### YOUR TASK
Print out every record exactly as it appears.

──────────

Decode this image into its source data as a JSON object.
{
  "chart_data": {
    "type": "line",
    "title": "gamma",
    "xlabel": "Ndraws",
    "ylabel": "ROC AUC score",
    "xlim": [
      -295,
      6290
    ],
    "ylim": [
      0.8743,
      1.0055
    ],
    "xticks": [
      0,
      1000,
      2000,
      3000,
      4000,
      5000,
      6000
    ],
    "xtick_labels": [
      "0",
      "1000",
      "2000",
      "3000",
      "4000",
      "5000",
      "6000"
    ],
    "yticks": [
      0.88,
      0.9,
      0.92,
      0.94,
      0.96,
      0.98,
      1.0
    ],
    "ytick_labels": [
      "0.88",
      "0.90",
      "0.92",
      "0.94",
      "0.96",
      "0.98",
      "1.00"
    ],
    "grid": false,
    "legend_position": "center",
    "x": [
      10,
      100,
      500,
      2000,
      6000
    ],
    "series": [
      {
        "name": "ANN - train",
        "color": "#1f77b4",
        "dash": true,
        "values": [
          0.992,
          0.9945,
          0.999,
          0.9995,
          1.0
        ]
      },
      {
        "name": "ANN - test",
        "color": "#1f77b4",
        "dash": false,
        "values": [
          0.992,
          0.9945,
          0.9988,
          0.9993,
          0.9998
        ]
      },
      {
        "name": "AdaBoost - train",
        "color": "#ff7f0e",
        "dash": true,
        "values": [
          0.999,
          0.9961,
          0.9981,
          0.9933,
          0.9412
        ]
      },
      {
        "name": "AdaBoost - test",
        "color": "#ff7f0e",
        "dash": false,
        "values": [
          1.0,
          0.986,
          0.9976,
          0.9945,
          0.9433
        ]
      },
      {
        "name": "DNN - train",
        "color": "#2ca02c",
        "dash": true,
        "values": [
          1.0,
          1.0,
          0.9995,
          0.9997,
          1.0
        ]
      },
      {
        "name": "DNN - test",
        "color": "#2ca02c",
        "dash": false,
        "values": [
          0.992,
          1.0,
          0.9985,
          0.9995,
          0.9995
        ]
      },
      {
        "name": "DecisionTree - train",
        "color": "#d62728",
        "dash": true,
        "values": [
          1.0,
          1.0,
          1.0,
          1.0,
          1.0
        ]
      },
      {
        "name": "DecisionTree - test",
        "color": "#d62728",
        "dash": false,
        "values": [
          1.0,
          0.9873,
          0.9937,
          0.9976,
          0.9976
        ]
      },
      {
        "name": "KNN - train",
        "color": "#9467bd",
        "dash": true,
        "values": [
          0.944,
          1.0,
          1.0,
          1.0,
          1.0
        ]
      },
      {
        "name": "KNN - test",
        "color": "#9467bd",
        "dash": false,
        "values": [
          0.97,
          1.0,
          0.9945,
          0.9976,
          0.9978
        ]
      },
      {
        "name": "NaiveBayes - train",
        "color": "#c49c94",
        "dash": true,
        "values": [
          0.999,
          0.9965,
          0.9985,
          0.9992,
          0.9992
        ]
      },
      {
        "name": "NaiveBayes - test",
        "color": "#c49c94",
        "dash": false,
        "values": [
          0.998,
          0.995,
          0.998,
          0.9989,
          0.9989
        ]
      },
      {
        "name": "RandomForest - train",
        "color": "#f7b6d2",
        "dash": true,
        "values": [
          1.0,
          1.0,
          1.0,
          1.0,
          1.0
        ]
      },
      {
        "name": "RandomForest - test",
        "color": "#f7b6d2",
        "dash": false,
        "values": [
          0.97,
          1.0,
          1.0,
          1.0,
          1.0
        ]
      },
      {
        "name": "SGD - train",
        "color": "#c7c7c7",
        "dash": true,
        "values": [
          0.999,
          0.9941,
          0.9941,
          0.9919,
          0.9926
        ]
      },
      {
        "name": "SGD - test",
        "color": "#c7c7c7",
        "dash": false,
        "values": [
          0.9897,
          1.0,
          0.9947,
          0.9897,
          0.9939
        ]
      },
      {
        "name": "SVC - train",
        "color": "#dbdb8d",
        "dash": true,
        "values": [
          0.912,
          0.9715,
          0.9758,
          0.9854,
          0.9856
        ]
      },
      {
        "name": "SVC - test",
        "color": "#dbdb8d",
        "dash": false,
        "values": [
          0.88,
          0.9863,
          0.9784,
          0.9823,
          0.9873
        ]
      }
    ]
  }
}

──────────

### RESULT BELOW
Decode this image into its source data as a JSON object.
{
  "chart_data": {
    "type": "line",
    "title": "gamma",
    "xlabel": "Ndraws",
    "ylabel": "ROC AUC score",
    "xlim": [
      -295,
      6290
    ],
    "ylim": [
      0.8743,
      1.0055
    ],
    "xticks": [
      0,
      1000,
      2000,
      3000,
      4000,
      5000,
      6000
    ],
    "xtick_labels": [
      "0",
      "1000",
      "2000",
      "3000",
      "4000",
      "5000",
      "6000"
    ],
    "yticks": [
      0.88,
      0.9,
      0.92,
      0.94,
      0.96,
      0.98,
      1.0
    ],
    "ytick_labels": [
      "0.88",
      "0.90",
      "0.92",
      "0.94",
      "0.96",
      "0.98",
      "1.00"
    ],
    "grid": false,
    "legend_position": "center",
    "x": [
      10,
      100,
      500,
      2000,
      6000
    ],
    "series": [
      {
        "name": "ANN - train",
        "color": "#1f77b4",
        "dash": true,
        "values": [
          0.992,
          0.9945,
          0.999,
          0.9995,
          1.0
        ]
      },
      {
        "name": "ANN - test",
        "color": "#1f77b4",
        "dash": false,
        "values": [
          0.992,
          0.9945,
          0.9988,
          0.9993,
          0.9998
        ]
      },
      {
        "name": "AdaBoost - train",
        "color": "#ff7f0e",
        "dash": true,
        "values": [
          0.999,
          0.9961,
          0.9981,
          0.9933,
          0.9412
        ]
      },
      {
        "name": "AdaBoost - test",
        "color": "#ff7f0e",
        "dash": false,
        "values": [
          1.0,
          0.986,
          0.9976,
          0.9945,
          0.9433
        ]
      },
      {
        "name": "DNN - train",
        "color": "#2ca02c",
        "dash": true,
        "values": [
          1.0,
          1.0,
          0.9995,
          0.9997,
          1.0
        ]
      },
      {
        "name": "DNN - test",
        "color": "#2ca02c",
        "dash": false,
        "values": [
          0.992,
          1.0,
          0.9985,
          0.9995,
          0.9995
        ]
      },
      {
        "name": "DecisionTree - train",
        "color": "#d62728",
        "dash": true,
        "values": [
          1.0,
          1.0,
          1.0,
          1.0,
          1.0
        ]
      },
      {
        "name": "DecisionTree - test",
        "color": "#d62728",
        "dash": false,
        "values": [
          1.0,
          0.9873,
          0.9937,
          0.9976,
          0.9976
        ]
      },
      {
        "name": "KNN - train",
        "color": "#9467bd",
        "dash": true,
        "values": [
          0.944,
          1.0,
          1.0,
          1.0,
          1.0
        ]
      },
      {
        "name": "KNN - test",
        "color": "#9467bd",
        "dash": false,
        "values": [
          0.97,
          1.0,
          0.9945,
          0.9976,
          0.9978
        ]
      },
      {
        "name": "NaiveBayes - train",
        "color": "#c49c94",
        "dash": true,
        "values": [
          0.999,
          0.9965,
          0.9985,
          0.9992,
          0.9992
        ]
      },
      {
        "name": "NaiveBayes - test",
        "color": "#c49c94",
        "dash": false,
        "values": [
          0.998,
          0.995,
          0.998,
          0.9989,
          0.9989
        ]
      },
      {
        "name": "RandomForest - train",
        "color": "#f7b6d2",
        "dash": true,
        "values": [
          1.0,
          1.0,
          1.0,
          1.0,
          1.0
        ]
      },
      {
        "name": "RandomForest - test",
        "color": "#f7b6d2",
        "dash": false,
        "values": [
          0.97,
          1.0,
          1.0,
          1.0,
          1.0
        ]
      },
      {
        "name": "SGD - train",
        "color": "#c7c7c7",
        "dash": true,
        "values": [
          0.999,
          0.9941,
          0.9941,
          0.9919,
          0.9926
        ]
      },
      {
        "name": "SGD - test",
        "color": "#c7c7c7",
        "dash": false,
        "values": [
          0.9897,
          1.0,
          0.9947,
          0.9897,
          0.9939
        ]
      },
      {
        "name": "SVC - train",
        "color": "#dbdb8d",
        "dash": true,
        "values": [
          0.912,
          0.9715,
          0.9758,
          0.9854,
          0.9856
        ]
      },
      {
        "name": "SVC - test",
        "color": "#dbdb8d",
        "dash": false,
        "values": [
          0.88,
          0.9863,
          0.9784,
          0.9823,
          0.9873
        ]
      }
    ]
  }
}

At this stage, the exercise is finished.